**AIM 1:**
Answer these questions about the article on the National Jazz Museum in Harlem's new location:
(a) Who gave Duke Ellington the pair of ivory dice?
(b) How long is the walk from the 2 and 3 metro stop at 125th Street to the museum?
(c) What instrument does Sam Newsome play?

**DOCUMENT SEGMENT:**
§ §

On the very same day that the United States Postal Service held a ceremony in Newark, New Jersey, to celebrate the new Sarah Vaughn postage stamp, Harold Closter, Director of Smithsonian Affiliations, told a funny anecdote about his contribution to the history of jazz. Addressing the audience at the opening night of The National Jazz Museum in Harlem’s new location, Closter joked that his contribution to jazz history was the time he was tasked with carrying the train of “the Divine One’s” (as Vaughn was known) dress onstage once. It was an appropriate anecdote for a night celebrating the opening of the NJMH’s new location on West 129th Street, on the day that one of jazz’s greatest singers was finally commemorated by the USPS. Another unique story was told a bit later, when the dancer and choreographer, Mercedes Ellington, the granddaughter of the great bandleader, pianist and composer, Duke Ellington, told how her grandfather passed on to her a pair of ivory dice that had been given to the jazz legend by Haile Selassie, the former Emperor of Ethiopia. The younger Ellington had no idea what to do with the dice, and stated that turning them into a pair of earrings was one option. The intricately carved memento did not become a fashion accessory, however, as Ellington has passed them on to the NJMH and they are now on display as part of the museum’s current exhibition, VIBRATIONS.
Vibrations was the subtext for the night, as NJMH’s Founding Director and Senior Scholar, Loren Schoenberg, sat down at the piano and hit a few chords on the ivories. The point was not to display his skills as a pianist; more to illustrate how the vibration of jazz and music is such a significant part of the culture of Harlem and the rest of the city. The National Jazz Museum in Harlem’s new location on West 129th Street is a sweet note for the neighborhood, situated at street level now, in a new building just a few blocks north of the legendary soul food restaurant, Sylvia’s, and Marcus Samuelsson’s hugely popular Red Rooster. The location is also a brisk five minute walk from the 2 and 3 metro stop at 125th Street and Malcom X Blvd. (Lenox Ave.), which puts it soul center in the heart of one of the city’s most vibrant and culturally burgeoning neighborhoods. Harlem is the cradle of jazz culture, and the Museum’s ongoing exhibits and weekly evening public events that feature a unique blend of thoughtfully curated talks, recordings and live music are a just a portion of the Museum’s contributions to the preservation and promotion of jazz in the community. Educational outreach is a big part of the NJMH’s profile; the Museum’s archives, recordings and live performances engage and stimulate the community’s children, students and seniors, many of whom are big jazz fans.
The Museum’s current exhibition, VIBRATIONS, is a variation on Ellington’s philosophy that music should go beyond labels, and to that end his greatest superlative was to call something “beyond category”. Inspired by the vibrations put in motion by Ellington and others, the NJMH has put together a photographic presentation that features prominent musicians whose music defies labeling and speaks to his or her generation while honoring the legacy of previous generations. A sample of the artists featured are Quincy Jones, Michael Jackson, Esperanza Spalding, Stevie Wonder, Kendrick Lamar, and many more. In addition to the exhibits, the NJMH will present ongoing talks and performances, like tonight’s event featuring soprano saxophonist Sam Newsome reading from his essay, The Straight Horn of Africa, followed by a discussion on the influence that African music had on the creation of his critically-acclaimed CD of the same name. Newsome will close the evening with a solo saxophone performance.

§ §

**MATERIAL SHOWN:**
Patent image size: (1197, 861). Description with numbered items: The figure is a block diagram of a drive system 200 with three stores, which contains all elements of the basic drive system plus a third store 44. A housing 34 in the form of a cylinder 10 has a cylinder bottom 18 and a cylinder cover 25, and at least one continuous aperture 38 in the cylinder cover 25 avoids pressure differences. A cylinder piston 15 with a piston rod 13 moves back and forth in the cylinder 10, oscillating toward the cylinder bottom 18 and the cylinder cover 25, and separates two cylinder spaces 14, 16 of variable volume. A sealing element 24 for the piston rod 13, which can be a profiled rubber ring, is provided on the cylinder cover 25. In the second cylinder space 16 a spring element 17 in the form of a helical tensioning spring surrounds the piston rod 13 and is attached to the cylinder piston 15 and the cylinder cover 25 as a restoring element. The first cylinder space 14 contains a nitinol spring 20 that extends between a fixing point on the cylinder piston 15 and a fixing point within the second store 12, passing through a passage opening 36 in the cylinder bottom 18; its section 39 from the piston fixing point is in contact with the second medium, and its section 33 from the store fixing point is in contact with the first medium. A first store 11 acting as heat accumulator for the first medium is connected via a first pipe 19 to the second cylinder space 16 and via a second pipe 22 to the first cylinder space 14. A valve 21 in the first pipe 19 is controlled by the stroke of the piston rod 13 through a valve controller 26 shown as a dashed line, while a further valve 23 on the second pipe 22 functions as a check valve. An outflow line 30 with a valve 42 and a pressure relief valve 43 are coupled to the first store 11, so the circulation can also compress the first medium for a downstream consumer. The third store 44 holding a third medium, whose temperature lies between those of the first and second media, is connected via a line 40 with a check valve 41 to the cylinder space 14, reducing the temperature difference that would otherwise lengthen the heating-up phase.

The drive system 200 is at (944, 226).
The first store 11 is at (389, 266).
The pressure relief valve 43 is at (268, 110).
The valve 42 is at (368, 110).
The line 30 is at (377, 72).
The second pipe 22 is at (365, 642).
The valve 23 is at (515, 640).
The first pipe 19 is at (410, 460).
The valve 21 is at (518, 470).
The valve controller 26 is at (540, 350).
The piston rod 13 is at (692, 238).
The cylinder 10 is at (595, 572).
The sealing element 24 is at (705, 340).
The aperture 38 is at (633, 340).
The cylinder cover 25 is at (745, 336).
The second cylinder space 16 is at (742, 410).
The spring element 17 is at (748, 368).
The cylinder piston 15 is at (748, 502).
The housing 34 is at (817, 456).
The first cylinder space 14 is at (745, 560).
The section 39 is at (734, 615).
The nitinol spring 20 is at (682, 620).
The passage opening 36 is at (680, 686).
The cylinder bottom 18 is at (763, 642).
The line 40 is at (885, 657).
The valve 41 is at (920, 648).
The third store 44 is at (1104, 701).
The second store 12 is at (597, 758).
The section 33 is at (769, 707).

§ §

**AIM 2:** Keep only the rows above that contain the word "opening", copying each one in full. Case counts.

**EXERCISE OUTPUT 1:**
(a) Haile Selassie, the former Emperor of Ethiopia.
(b) A brisk five-minute walk.
(c) The soprano saxophone.

**EXERCISE OUTPUT 2:**
Patent image size: (1197, 861). Description with numbered items: The figure is a block diagram of a drive system 200 with three stores, which contains all elements of the basic drive system plus a third store 44. A housing 34 in the form of a cylinder 10 has a cylinder bottom 18 and a cylinder cover 25, and at least one continuous aperture 38 in the cylinder cover 25 avoids pressure differences. A cylinder piston 15 with a piston rod 13 moves back and forth in the cylinder 10, oscillating toward the cylinder bottom 18 and the cylinder cover 25, and separates two cylinder spaces 14, 16 of variable volume. A sealing element 24 for the piston rod 13, which can be a profiled rubber ring, is provided on the cylinder cover 25. In the second cylinder space 16 a spring element 17 in the form of a helical tensioning spring surrounds the piston rod 13 and is attached to the cylinder piston 15 and the cylinder cover 25 as a restoring element. The first cylinder space 14 contains a nitinol spring 20 that extends between a fixing point on the cylinder piston 15 and a fixing point within the second store 12, passing through a passage opening 36 in the cylinder bottom 18; its section 39 from the piston fixing point is in contact with the second medium, and its section 33 from the store fixing point is in contact with the first medium. A first store 11 acting as heat accumulator for the first medium is connected via a first pipe 19 to the second cylinder space 16 and via a second pipe 22 to the first cylinder space 14. A valve 21 in the first pipe 19 is controlled by the stroke of the piston rod 13 through a valve controller 26 shown as a dashed line, while a further valve 23 on the second pipe 22 functions as a check valve. An outflow line 30 with a valve 42 and a pressure relief valve 43 are coupled to the first store 11, so the circulation can also compress the first medium for a downstream consumer. The third store 44 holding a third medium, whose temperature lies between those of the first and second media, is connected via a line 40 with a check valve 41 to the cylinder space 14, reducing the temperature difference that would otherwise lengthen the heating-up phase.
The passage opening 36 is at (680, 686).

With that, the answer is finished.